PROBLEM DESCRIPTION: What do the lines from the one containing "What text is on this page?" through the end of the entries say? Quote them exactly, and only them.

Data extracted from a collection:
++++

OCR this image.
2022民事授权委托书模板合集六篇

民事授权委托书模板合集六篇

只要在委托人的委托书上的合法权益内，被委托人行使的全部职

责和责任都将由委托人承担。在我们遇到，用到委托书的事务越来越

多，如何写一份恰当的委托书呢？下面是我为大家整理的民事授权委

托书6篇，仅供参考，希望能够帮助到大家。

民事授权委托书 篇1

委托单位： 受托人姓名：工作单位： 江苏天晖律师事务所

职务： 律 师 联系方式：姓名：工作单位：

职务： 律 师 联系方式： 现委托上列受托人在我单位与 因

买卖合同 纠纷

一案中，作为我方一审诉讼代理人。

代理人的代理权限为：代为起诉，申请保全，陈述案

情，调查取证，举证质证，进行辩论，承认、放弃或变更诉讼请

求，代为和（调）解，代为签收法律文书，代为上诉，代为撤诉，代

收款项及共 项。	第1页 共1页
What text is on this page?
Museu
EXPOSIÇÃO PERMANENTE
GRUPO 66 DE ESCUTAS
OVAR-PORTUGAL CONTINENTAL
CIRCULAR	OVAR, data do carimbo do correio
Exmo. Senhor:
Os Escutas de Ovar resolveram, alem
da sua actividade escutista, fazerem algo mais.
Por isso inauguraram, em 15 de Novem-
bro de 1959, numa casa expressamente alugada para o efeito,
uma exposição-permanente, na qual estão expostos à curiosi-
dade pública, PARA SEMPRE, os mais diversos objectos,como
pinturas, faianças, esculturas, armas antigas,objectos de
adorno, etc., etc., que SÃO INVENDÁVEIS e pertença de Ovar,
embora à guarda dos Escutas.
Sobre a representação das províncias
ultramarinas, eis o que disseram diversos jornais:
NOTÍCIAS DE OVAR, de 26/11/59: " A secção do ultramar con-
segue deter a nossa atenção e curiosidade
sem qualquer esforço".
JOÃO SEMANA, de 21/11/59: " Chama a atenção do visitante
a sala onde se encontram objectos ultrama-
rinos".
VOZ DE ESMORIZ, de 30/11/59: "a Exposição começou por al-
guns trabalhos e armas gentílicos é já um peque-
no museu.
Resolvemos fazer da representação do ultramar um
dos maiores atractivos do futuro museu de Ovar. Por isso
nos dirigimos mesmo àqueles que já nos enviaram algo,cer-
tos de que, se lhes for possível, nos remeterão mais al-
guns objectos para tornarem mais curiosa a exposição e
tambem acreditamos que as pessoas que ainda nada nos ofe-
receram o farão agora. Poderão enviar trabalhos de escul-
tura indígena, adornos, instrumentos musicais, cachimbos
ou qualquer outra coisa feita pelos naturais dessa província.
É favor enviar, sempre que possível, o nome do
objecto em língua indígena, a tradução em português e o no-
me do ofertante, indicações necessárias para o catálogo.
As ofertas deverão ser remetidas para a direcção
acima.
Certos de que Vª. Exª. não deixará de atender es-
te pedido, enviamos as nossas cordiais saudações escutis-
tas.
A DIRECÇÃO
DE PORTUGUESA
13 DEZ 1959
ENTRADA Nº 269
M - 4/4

++++

IN RESPONSE:
What text is on this page?
Museu
EXPOSIÇÃO PERMANENTE
GRUPO 66 DE ESCUTAS
OVAR-PORTUGAL CONTINENTAL
CIRCULAR	OVAR, data do carimbo do correio
Exmo. Senhor:
Os Escutas de Ovar resolveram, alem
da sua actividade escutista, fazerem algo mais.
Por isso inauguraram, em 15 de Novem-
bro de 1959, numa casa expressamente alugada para o efeito,
uma exposição-permanente, na qual estão expostos à curiosi-
dade pública, PARA SEMPRE, os mais diversos objectos,como
pinturas, faianças, esculturas, armas antigas,objectos de
adorno, etc., etc., que SÃO INVENDÁVEIS e pertença de Ovar,
embora à guarda dos Escutas.
Sobre a representação das províncias
ultramarinas, eis o que disseram diversos jornais:
NOTÍCIAS DE OVAR, de 26/11/59: " A secção do ultramar con-
segue deter a nossa atenção e curiosidade
sem qualquer esforço".
JOÃO SEMANA, de 21/11/59: " Chama a atenção do visitante
a sala onde se encontram objectos ultrama-
rinos".
VOZ DE ESMORIZ, de 30/11/59: "a Exposição começou por al-
guns trabalhos e armas gentílicos é já um peque-
no museu.
Resolvemos fazer da representação do ultramar um
dos maiores atractivos do futuro museu de Ovar. Por isso
nos dirigimos mesmo àqueles que já nos enviaram algo,cer-
tos de que, se lhes for possível, nos remeterão mais al-
guns objectos para tornarem mais curiosa a exposição e
tambem acreditamos que as pessoas que ainda nada nos ofe-
receram o farão agora. Poderão enviar trabalhos de escul-
tura indígena, adornos, instrumentos musicais, cachimbos
ou qualquer outra coisa feita pelos naturais dessa província.
É favor enviar, sempre que possível, o nome do
objecto em língua indígena, a tradução em português e o no-
me do ofertante, indicações necessárias para o catálogo.
As ofertas deverão ser remetidas para a direcção
acima.
Certos de que Vª. Exª. não deixará de atender es-
te pedido, enviamos as nossas cordiais saudações escutis-
tas.
A DIRECÇÃO
DE PORTUGUESA
13 DEZ 1959
ENTRADA Nº 269
M - 4/4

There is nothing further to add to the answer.